For the records that follow, return only the count of lines containing the string "impact".
------
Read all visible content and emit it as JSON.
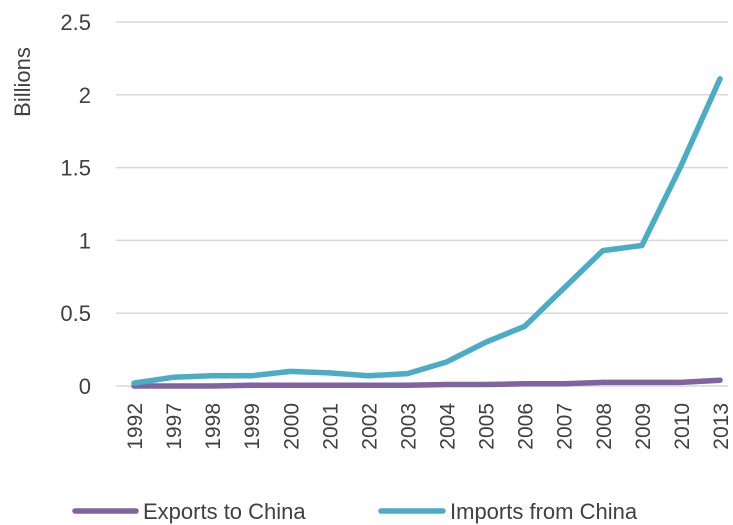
{
  "chart_data": {
    "type": "line",
    "title": "",
    "xlabel": "",
    "ylabel": "Billions",
    "ylim": [
      0,
      2.5
    ],
    "yticks": [
      "0",
      "0.5",
      "1",
      "1.5",
      "2",
      "2.5"
    ],
    "grid": true,
    "legend_position": "bottom",
    "categories": [
      "1992",
      "1997",
      "1998",
      "1999",
      "2000",
      "2001",
      "2002",
      "2003",
      "2004",
      "2005",
      "2006",
      "2007",
      "2008",
      "2009",
      "2010",
      "2013"
    ],
    "series": [
      {
        "name": "Exports to China",
        "color": "#8064a2",
        "values": [
          0.0,
          0.0,
          0.0,
          0.005,
          0.005,
          0.005,
          0.005,
          0.005,
          0.01,
          0.01,
          0.015,
          0.015,
          0.025,
          0.025,
          0.025,
          0.04
        ]
      },
      {
        "name": "Imports from China",
        "color": "#4bacc6",
        "values": [
          0.02,
          0.06,
          0.07,
          0.07,
          0.1,
          0.09,
          0.07,
          0.085,
          0.165,
          0.3,
          0.41,
          0.67,
          0.93,
          0.965,
          1.51,
          2.11
        ]
      }
    ]
  }
}
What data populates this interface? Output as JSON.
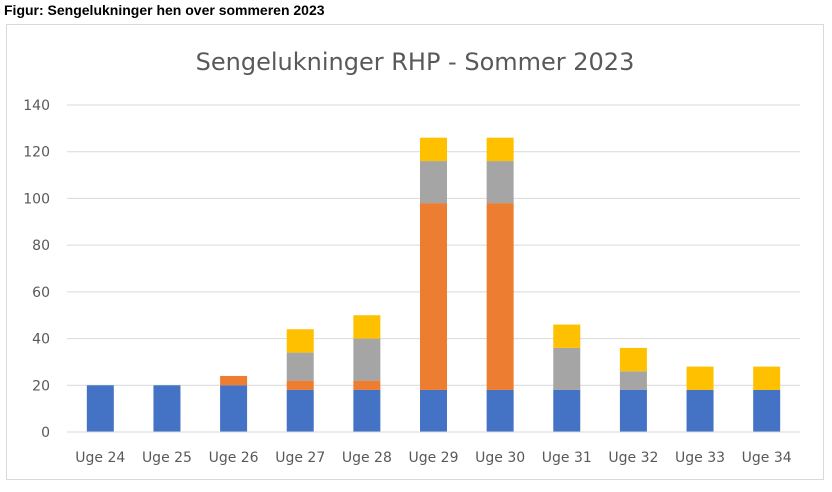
{
  "caption": "Figur: Sengelukninger hen over sommeren 2023",
  "chart_data": {
    "type": "bar",
    "stacked": true,
    "title": "Sengelukninger RHP - Sommer 2023",
    "xlabel": "",
    "ylabel": "",
    "ylim": [
      0,
      140
    ],
    "yticks": [
      0,
      20,
      40,
      60,
      80,
      100,
      120,
      140
    ],
    "grid": true,
    "categories": [
      "Uge 24",
      "Uge 25",
      "Uge 26",
      "Uge 27",
      "Uge 28",
      "Uge 29",
      "Uge 30",
      "Uge 31",
      "Uge 32",
      "Uge 33",
      "Uge 34"
    ],
    "series": [
      {
        "color": "#4472C4",
        "values": [
          20,
          20,
          20,
          18,
          18,
          18,
          18,
          18,
          18,
          18,
          18
        ]
      },
      {
        "color": "#ED7D31",
        "values": [
          0,
          0,
          4,
          4,
          4,
          80,
          80,
          0,
          0,
          0,
          0
        ]
      },
      {
        "color": "#A5A5A5",
        "values": [
          0,
          0,
          0,
          12,
          18,
          18,
          18,
          18,
          8,
          0,
          0
        ]
      },
      {
        "color": "#FFC000",
        "values": [
          0,
          0,
          0,
          10,
          10,
          10,
          10,
          10,
          10,
          10,
          10
        ]
      }
    ]
  }
}
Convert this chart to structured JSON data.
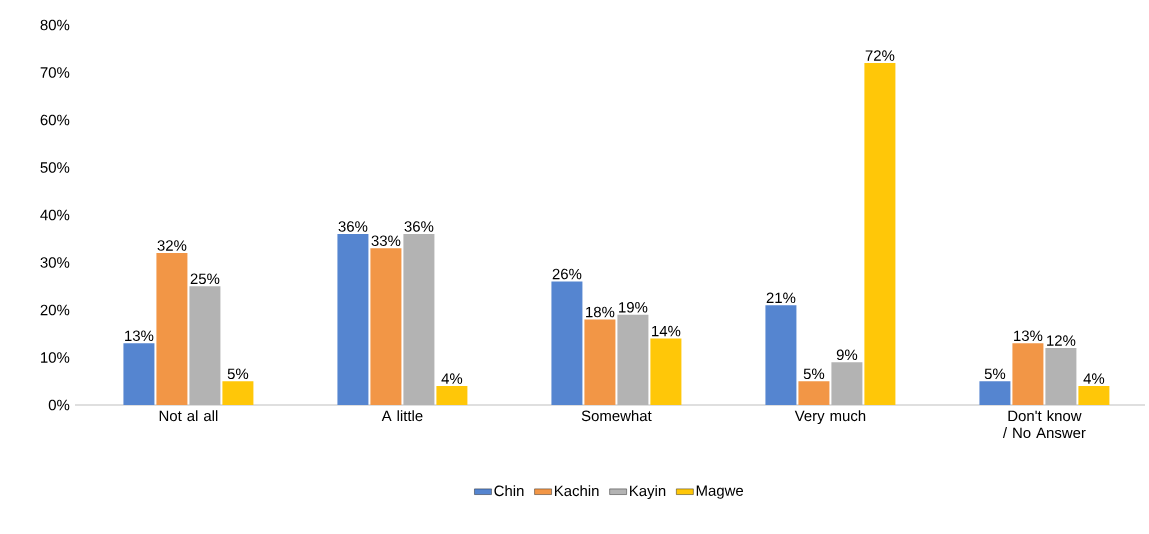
{
  "chart_data": {
    "type": "bar",
    "categories": [
      "Not al all",
      "A little",
      "Somewhat",
      "Very much",
      "Don't know / No Answer"
    ],
    "series": [
      {
        "name": "Chin",
        "color": "#5585d0",
        "values": [
          13,
          36,
          26,
          21,
          5
        ],
        "value_labels": [
          "13%",
          "36%",
          "26%",
          "21%",
          "5%"
        ]
      },
      {
        "name": "Kachin",
        "color": "#f29646",
        "values": [
          32,
          33,
          18,
          5,
          13
        ],
        "value_labels": [
          "32%",
          "33%",
          "18%",
          "5%",
          "13%"
        ]
      },
      {
        "name": "Kayin",
        "color": "#b3b3b3",
        "values": [
          25,
          36,
          19,
          9,
          12
        ],
        "value_labels": [
          "25%",
          "36%",
          "19%",
          "9%",
          "12%"
        ]
      },
      {
        "name": "Magwe",
        "color": "#ffc708",
        "values": [
          5,
          4,
          14,
          72,
          4
        ],
        "value_labels": [
          "5%",
          "4%",
          "14%",
          "72%",
          "4%"
        ]
      }
    ],
    "ylim": [
      0,
      80
    ],
    "yticks": [
      {
        "value": 0,
        "label": "0%"
      },
      {
        "value": 10,
        "label": "10%"
      },
      {
        "value": 20,
        "label": "20%"
      },
      {
        "value": 30,
        "label": "30%"
      },
      {
        "value": 40,
        "label": "40%"
      },
      {
        "value": 50,
        "label": "50%"
      },
      {
        "value": 60,
        "label": "60%"
      },
      {
        "value": 70,
        "label": "70%"
      },
      {
        "value": 80,
        "label": "80%"
      }
    ],
    "legend": "bottom",
    "grid": false
  }
}
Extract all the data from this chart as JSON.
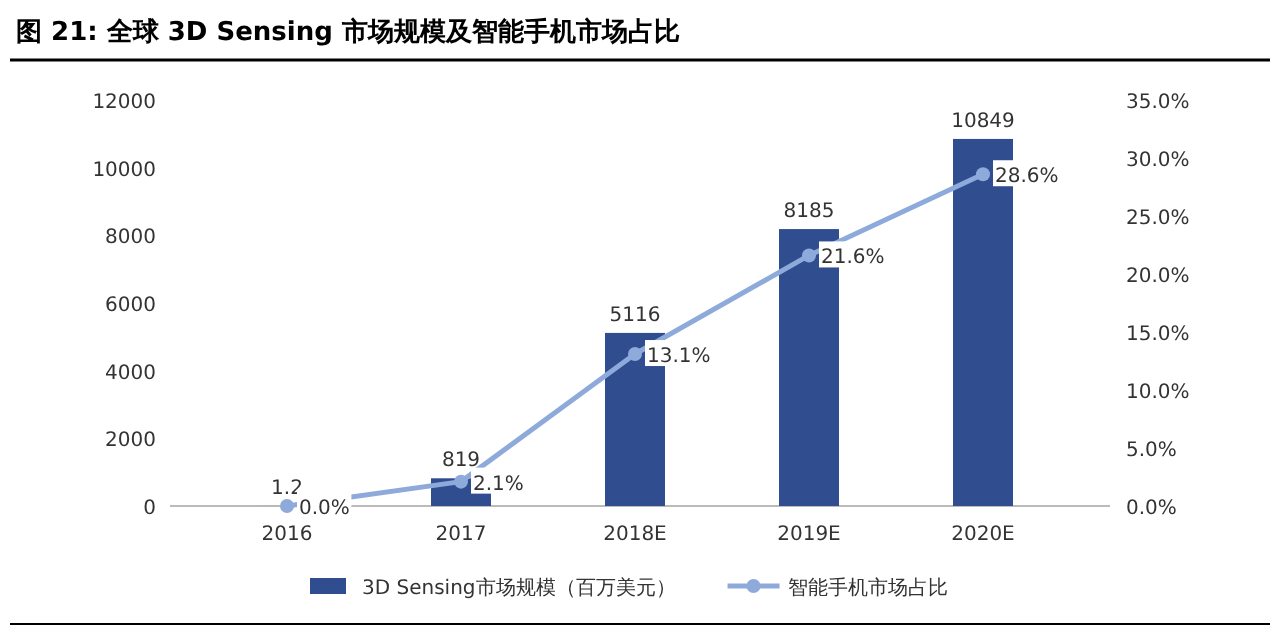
{
  "chart_data": {
    "type": "bar",
    "title": "图 21: 全球 3D Sensing 市场规模及智能手机市场占比",
    "categories": [
      "2016",
      "2017",
      "2018E",
      "2019E",
      "2020E"
    ],
    "series": [
      {
        "name": "3D Sensing市场规模（百万美元）",
        "color": "#2f4d8f",
        "values": [
          1.2,
          819,
          5116,
          8185,
          10849
        ],
        "value_labels": [
          "1.2",
          "819",
          "5116",
          "8185",
          "10849"
        ]
      },
      {
        "name": "智能手机市场占比",
        "type": "line",
        "axis": "y2",
        "color": "#8eaadb",
        "marker": "circle",
        "values": [
          0.0,
          2.1,
          13.1,
          21.6,
          28.6
        ],
        "value_labels": [
          "0.0%",
          "2.1%",
          "13.1%",
          "21.6%",
          "28.6%"
        ]
      }
    ],
    "ylim": [
      0,
      12000
    ],
    "yticks": [
      0,
      2000,
      4000,
      6000,
      8000,
      10000,
      12000
    ],
    "y2lim": [
      0,
      35
    ],
    "y2ticks": [
      {
        "value": 0,
        "label": "0.0%"
      },
      {
        "value": 5,
        "label": "5.0%"
      },
      {
        "value": 10,
        "label": "10.0%"
      },
      {
        "value": 15,
        "label": "15.0%"
      },
      {
        "value": 20,
        "label": "20.0%"
      },
      {
        "value": 25,
        "label": "25.0%"
      },
      {
        "value": 30,
        "label": "30.0%"
      },
      {
        "value": 35,
        "label": "35.0%"
      }
    ],
    "grid": false,
    "legend": "bottom"
  }
}
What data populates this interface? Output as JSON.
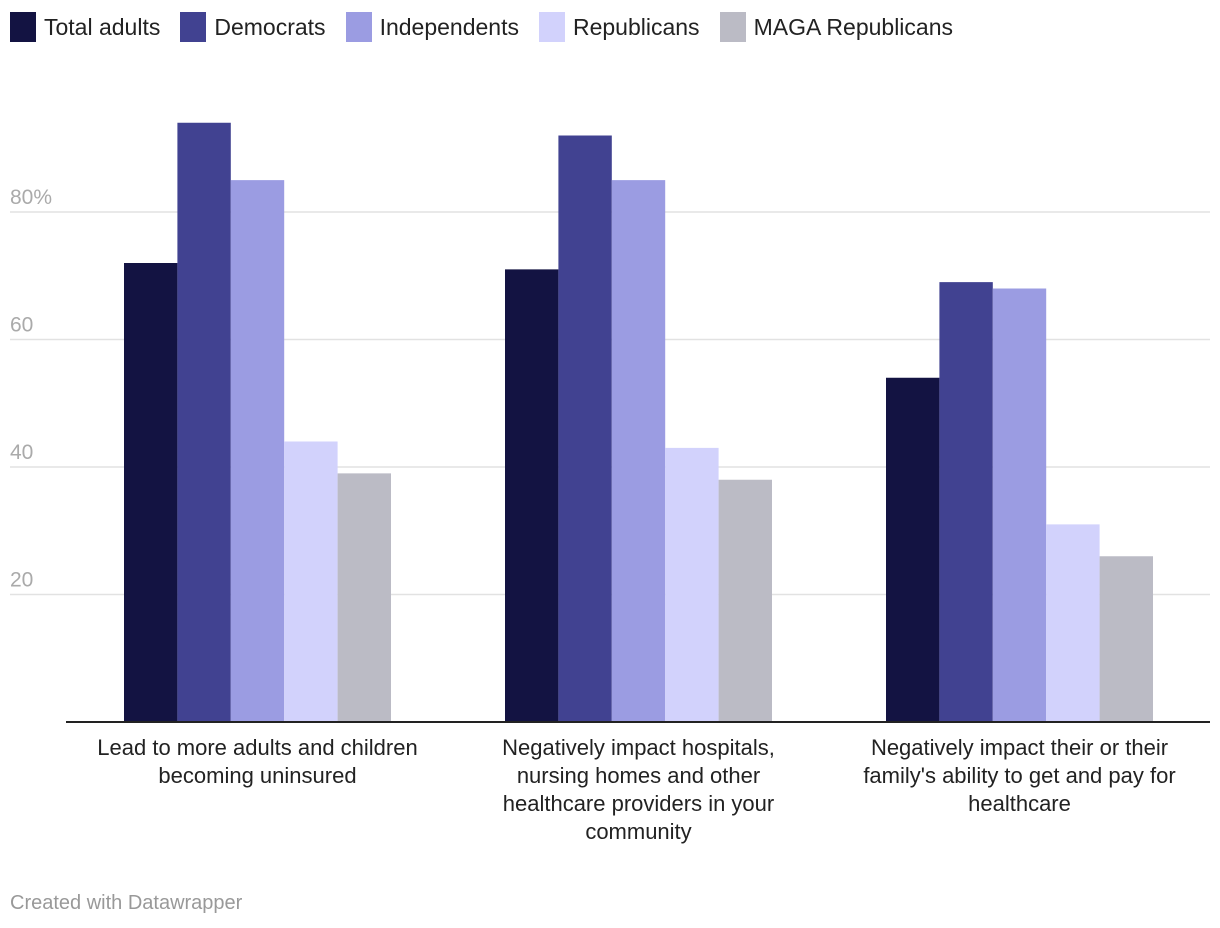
{
  "chart_data": {
    "type": "bar",
    "categories": [
      "Lead to more adults and children becoming uninsured",
      "Negatively impact hospitals, nursing homes and other healthcare providers in your community",
      "Negatively impact their or their family's ability to get and pay for healthcare"
    ],
    "series": [
      {
        "name": "Total adults",
        "color": "#131342",
        "values": [
          72,
          71,
          54
        ]
      },
      {
        "name": "Democrats",
        "color": "#414291",
        "values": [
          94,
          92,
          69
        ]
      },
      {
        "name": "Independents",
        "color": "#9b9ce2",
        "values": [
          85,
          85,
          68
        ]
      },
      {
        "name": "Republicans",
        "color": "#d2d2fc",
        "values": [
          44,
          43,
          31
        ]
      },
      {
        "name": "MAGA Republicans",
        "color": "#bbbbc5",
        "values": [
          39,
          38,
          26
        ]
      }
    ],
    "y_ticks": [
      {
        "value": 20,
        "label": "20"
      },
      {
        "value": 40,
        "label": "40"
      },
      {
        "value": 60,
        "label": "60"
      },
      {
        "value": 80,
        "label": "80%"
      }
    ],
    "ylim": [
      0,
      100
    ],
    "legend_position": "top-left",
    "grid": true
  },
  "footer": {
    "credit": "Created with Datawrapper"
  }
}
------
RESULT OF THIS EXERCISE
2